───── Record list ─────
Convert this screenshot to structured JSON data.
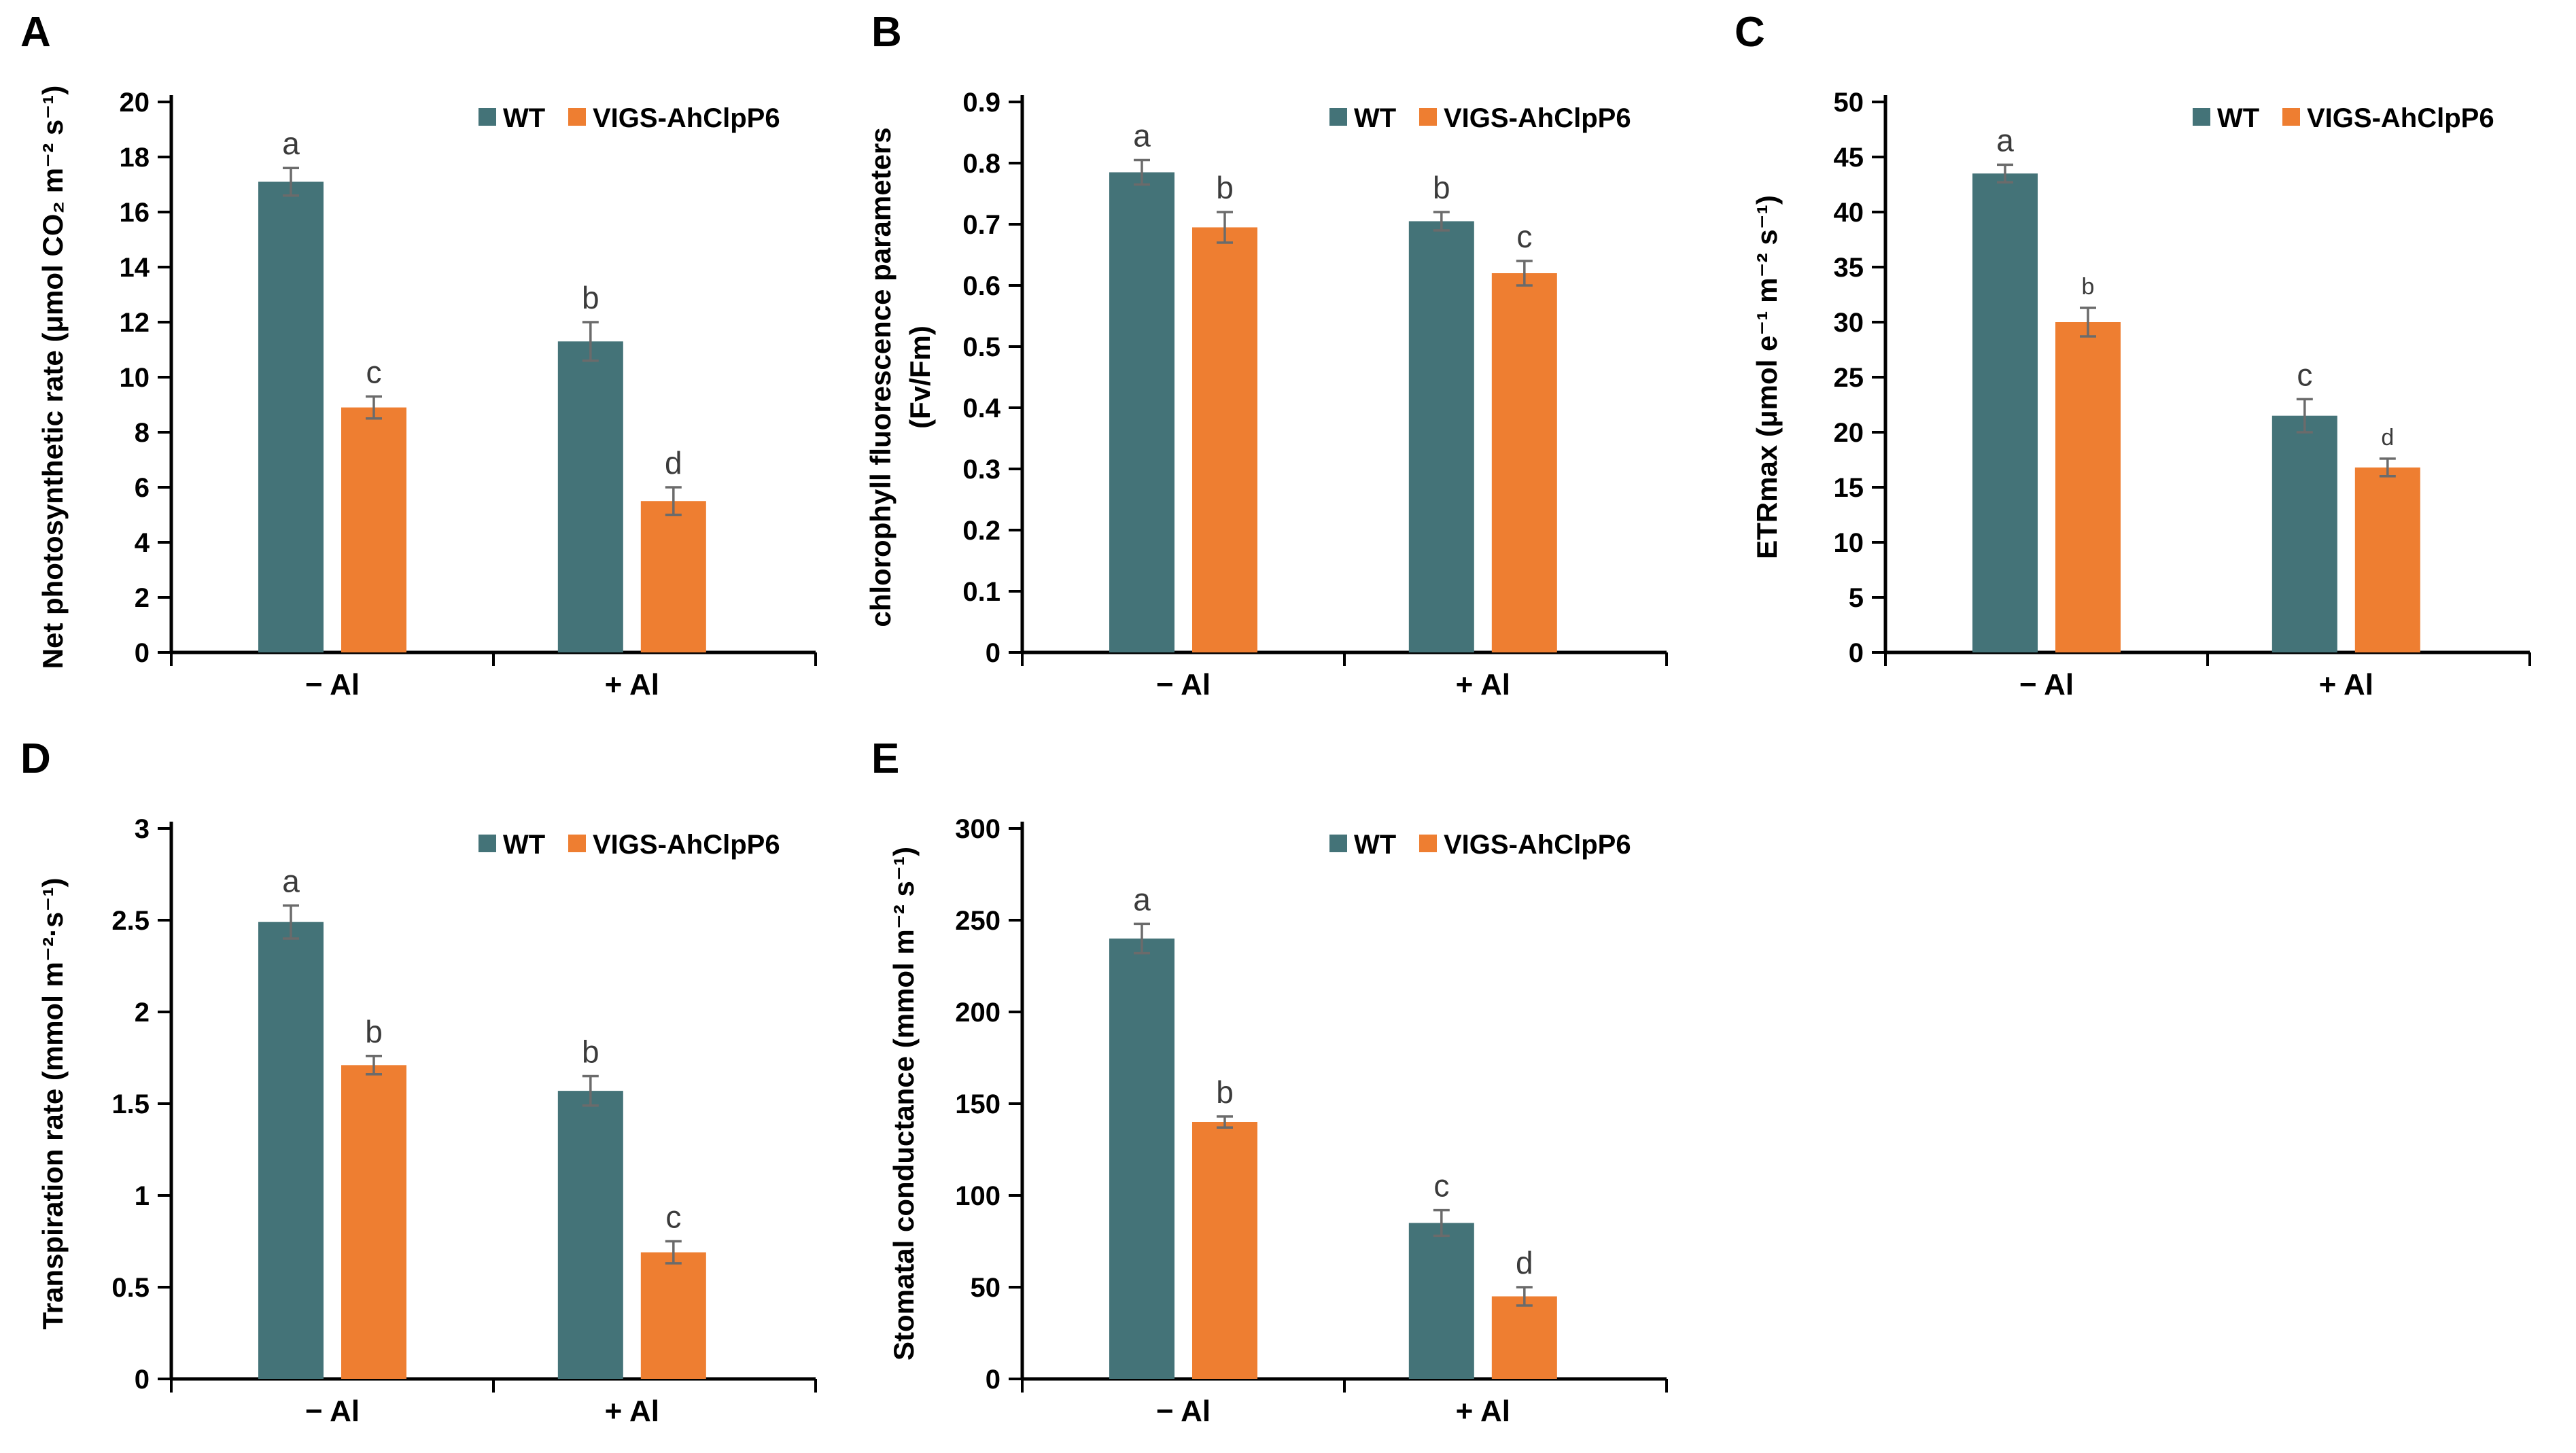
{
  "figure_title": "",
  "colors": {
    "wt_series": "#447378",
    "vigs_series": "#EE7E31",
    "error_bar": "#6b6b6b",
    "sig_letter": "#3b3b3b",
    "axis": "#000000"
  },
  "chart_data": [
    {
      "type": "bar",
      "panel_label": "A",
      "ylabel_lines": [
        "Net photosynthetic rate (μmol CO₂ m⁻² s⁻¹)"
      ],
      "categories": [
        "− Al",
        "+ Al"
      ],
      "ylim": [
        0,
        20
      ],
      "ytick_step": 2,
      "ytick_decimals": 0,
      "grid": false,
      "legend_position": "top-right",
      "legend": [
        "WT",
        "VIGS-AhClpP6"
      ],
      "series": [
        {
          "name": "WT",
          "color": "#447378",
          "values": [
            17.1,
            11.3
          ],
          "errors": [
            0.5,
            0.7
          ],
          "sig_letters": [
            "a",
            "b"
          ]
        },
        {
          "name": "VIGS-AhClpP6",
          "color": "#EE7E31",
          "values": [
            8.9,
            5.5
          ],
          "errors": [
            0.4,
            0.5
          ],
          "sig_letters": [
            "c",
            "d"
          ]
        }
      ]
    },
    {
      "type": "bar",
      "panel_label": "B",
      "ylabel_lines": [
        "chlorophyll fluorescence parameters",
        "(Fv/Fm)"
      ],
      "categories": [
        "− Al",
        "+ Al"
      ],
      "ylim": [
        0,
        0.9
      ],
      "ytick_step": 0.1,
      "ytick_decimals": 1,
      "grid": false,
      "legend_position": "top-right",
      "legend": [
        "WT",
        "VIGS-AhClpP6"
      ],
      "series": [
        {
          "name": "WT",
          "color": "#447378",
          "values": [
            0.785,
            0.705
          ],
          "errors": [
            0.02,
            0.015
          ],
          "sig_letters": [
            "a",
            "b"
          ]
        },
        {
          "name": "VIGS-AhClpP6",
          "color": "#EE7E31",
          "values": [
            0.695,
            0.62
          ],
          "errors": [
            0.025,
            0.02
          ],
          "sig_letters": [
            "b",
            "c"
          ]
        }
      ]
    },
    {
      "type": "bar",
      "panel_label": "C",
      "ylabel_lines": [
        "ETRmax (μmol e⁻¹ m⁻² s⁻¹)"
      ],
      "categories": [
        "− Al",
        "+ Al"
      ],
      "ylim": [
        0,
        50
      ],
      "ytick_step": 5,
      "ytick_decimals": 0,
      "grid": false,
      "legend_position": "top-right",
      "letter_sizes": [
        46,
        34
      ],
      "legend": [
        "WT",
        "VIGS-AhClpP6"
      ],
      "series": [
        {
          "name": "WT",
          "color": "#447378",
          "values": [
            43.5,
            21.5
          ],
          "errors": [
            0.8,
            1.5
          ],
          "sig_letters": [
            "a",
            "c"
          ]
        },
        {
          "name": "VIGS-AhClpP6",
          "color": "#EE7E31",
          "values": [
            30,
            16.8
          ],
          "errors": [
            1.3,
            0.8
          ],
          "sig_letters": [
            "b",
            "d"
          ]
        }
      ]
    },
    {
      "type": "bar",
      "panel_label": "D",
      "ylabel_lines": [
        "Transpiration rate (mmol m⁻²·s⁻¹)"
      ],
      "categories": [
        "− Al",
        "+ Al"
      ],
      "ylim": [
        0,
        3
      ],
      "ytick_step": 0.5,
      "ytick_decimals": 1,
      "grid": false,
      "legend_position": "top-right",
      "legend": [
        "WT",
        "VIGS-AhClpP6"
      ],
      "series": [
        {
          "name": "WT",
          "color": "#447378",
          "values": [
            2.49,
            1.57
          ],
          "errors": [
            0.09,
            0.08
          ],
          "sig_letters": [
            "a",
            "b"
          ]
        },
        {
          "name": "VIGS-AhClpP6",
          "color": "#EE7E31",
          "values": [
            1.71,
            0.69
          ],
          "errors": [
            0.05,
            0.06
          ],
          "sig_letters": [
            "b",
            "c"
          ]
        }
      ]
    },
    {
      "type": "bar",
      "panel_label": "E",
      "ylabel_lines": [
        "Stomatal conductance (mmol m⁻² s⁻¹)"
      ],
      "categories": [
        "− Al",
        "+ Al"
      ],
      "ylim": [
        0,
        300
      ],
      "ytick_step": 50,
      "ytick_decimals": 0,
      "grid": false,
      "legend_position": "top-right",
      "legend": [
        "WT",
        "VIGS-AhClpP6"
      ],
      "series": [
        {
          "name": "WT",
          "color": "#447378",
          "values": [
            240,
            85
          ],
          "errors": [
            8,
            7
          ],
          "sig_letters": [
            "a",
            "c"
          ]
        },
        {
          "name": "VIGS-AhClpP6",
          "color": "#EE7E31",
          "values": [
            140,
            45
          ],
          "errors": [
            3,
            5
          ],
          "sig_letters": [
            "b",
            "d"
          ]
        }
      ]
    }
  ]
}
─────
*The exercise*:
Reproduce the whole listing word for word, setting aside any pictures.

*Result of this task*:
Convert this screenshot to structured JSON data.
{
  "figure_title": "",
  "colors": {
    "wt_series": "#447378",
    "vigs_series": "#EE7E31",
    "error_bar": "#6b6b6b",
    "sig_letter": "#3b3b3b",
    "axis": "#000000"
  },
  "chart_data": [
    {
      "type": "bar",
      "panel_label": "A",
      "ylabel_lines": [
        "Net photosynthetic rate (μmol CO₂ m⁻² s⁻¹)"
      ],
      "categories": [
        "− Al",
        "+ Al"
      ],
      "ylim": [
        0,
        20
      ],
      "ytick_step": 2,
      "ytick_decimals": 0,
      "grid": false,
      "legend_position": "top-right",
      "legend": [
        "WT",
        "VIGS-AhClpP6"
      ],
      "series": [
        {
          "name": "WT",
          "color": "#447378",
          "values": [
            17.1,
            11.3
          ],
          "errors": [
            0.5,
            0.7
          ],
          "sig_letters": [
            "a",
            "b"
          ]
        },
        {
          "name": "VIGS-AhClpP6",
          "color": "#EE7E31",
          "values": [
            8.9,
            5.5
          ],
          "errors": [
            0.4,
            0.5
          ],
          "sig_letters": [
            "c",
            "d"
          ]
        }
      ]
    },
    {
      "type": "bar",
      "panel_label": "B",
      "ylabel_lines": [
        "chlorophyll fluorescence parameters",
        "(Fv/Fm)"
      ],
      "categories": [
        "− Al",
        "+ Al"
      ],
      "ylim": [
        0,
        0.9
      ],
      "ytick_step": 0.1,
      "ytick_decimals": 1,
      "grid": false,
      "legend_position": "top-right",
      "legend": [
        "WT",
        "VIGS-AhClpP6"
      ],
      "series": [
        {
          "name": "WT",
          "color": "#447378",
          "values": [
            0.785,
            0.705
          ],
          "errors": [
            0.02,
            0.015
          ],
          "sig_letters": [
            "a",
            "b"
          ]
        },
        {
          "name": "VIGS-AhClpP6",
          "color": "#EE7E31",
          "values": [
            0.695,
            0.62
          ],
          "errors": [
            0.025,
            0.02
          ],
          "sig_letters": [
            "b",
            "c"
          ]
        }
      ]
    },
    {
      "type": "bar",
      "panel_label": "C",
      "ylabel_lines": [
        "ETRmax (μmol e⁻¹ m⁻² s⁻¹)"
      ],
      "categories": [
        "− Al",
        "+ Al"
      ],
      "ylim": [
        0,
        50
      ],
      "ytick_step": 5,
      "ytick_decimals": 0,
      "grid": false,
      "legend_position": "top-right",
      "letter_sizes": [
        46,
        34
      ],
      "legend": [
        "WT",
        "VIGS-AhClpP6"
      ],
      "series": [
        {
          "name": "WT",
          "color": "#447378",
          "values": [
            43.5,
            21.5
          ],
          "errors": [
            0.8,
            1.5
          ],
          "sig_letters": [
            "a",
            "c"
          ]
        },
        {
          "name": "VIGS-AhClpP6",
          "color": "#EE7E31",
          "values": [
            30,
            16.8
          ],
          "errors": [
            1.3,
            0.8
          ],
          "sig_letters": [
            "b",
            "d"
          ]
        }
      ]
    },
    {
      "type": "bar",
      "panel_label": "D",
      "ylabel_lines": [
        "Transpiration rate (mmol m⁻²·s⁻¹)"
      ],
      "categories": [
        "− Al",
        "+ Al"
      ],
      "ylim": [
        0,
        3
      ],
      "ytick_step": 0.5,
      "ytick_decimals": 1,
      "grid": false,
      "legend_position": "top-right",
      "legend": [
        "WT",
        "VIGS-AhClpP6"
      ],
      "series": [
        {
          "name": "WT",
          "color": "#447378",
          "values": [
            2.49,
            1.57
          ],
          "errors": [
            0.09,
            0.08
          ],
          "sig_letters": [
            "a",
            "b"
          ]
        },
        {
          "name": "VIGS-AhClpP6",
          "color": "#EE7E31",
          "values": [
            1.71,
            0.69
          ],
          "errors": [
            0.05,
            0.06
          ],
          "sig_letters": [
            "b",
            "c"
          ]
        }
      ]
    },
    {
      "type": "bar",
      "panel_label": "E",
      "ylabel_lines": [
        "Stomatal conductance (mmol m⁻² s⁻¹)"
      ],
      "categories": [
        "− Al",
        "+ Al"
      ],
      "ylim": [
        0,
        300
      ],
      "ytick_step": 50,
      "ytick_decimals": 0,
      "grid": false,
      "legend_position": "top-right",
      "legend": [
        "WT",
        "VIGS-AhClpP6"
      ],
      "series": [
        {
          "name": "WT",
          "color": "#447378",
          "values": [
            240,
            85
          ],
          "errors": [
            8,
            7
          ],
          "sig_letters": [
            "a",
            "c"
          ]
        },
        {
          "name": "VIGS-AhClpP6",
          "color": "#EE7E31",
          "values": [
            140,
            45
          ],
          "errors": [
            3,
            5
          ],
          "sig_letters": [
            "b",
            "d"
          ]
        }
      ]
    }
  ]
}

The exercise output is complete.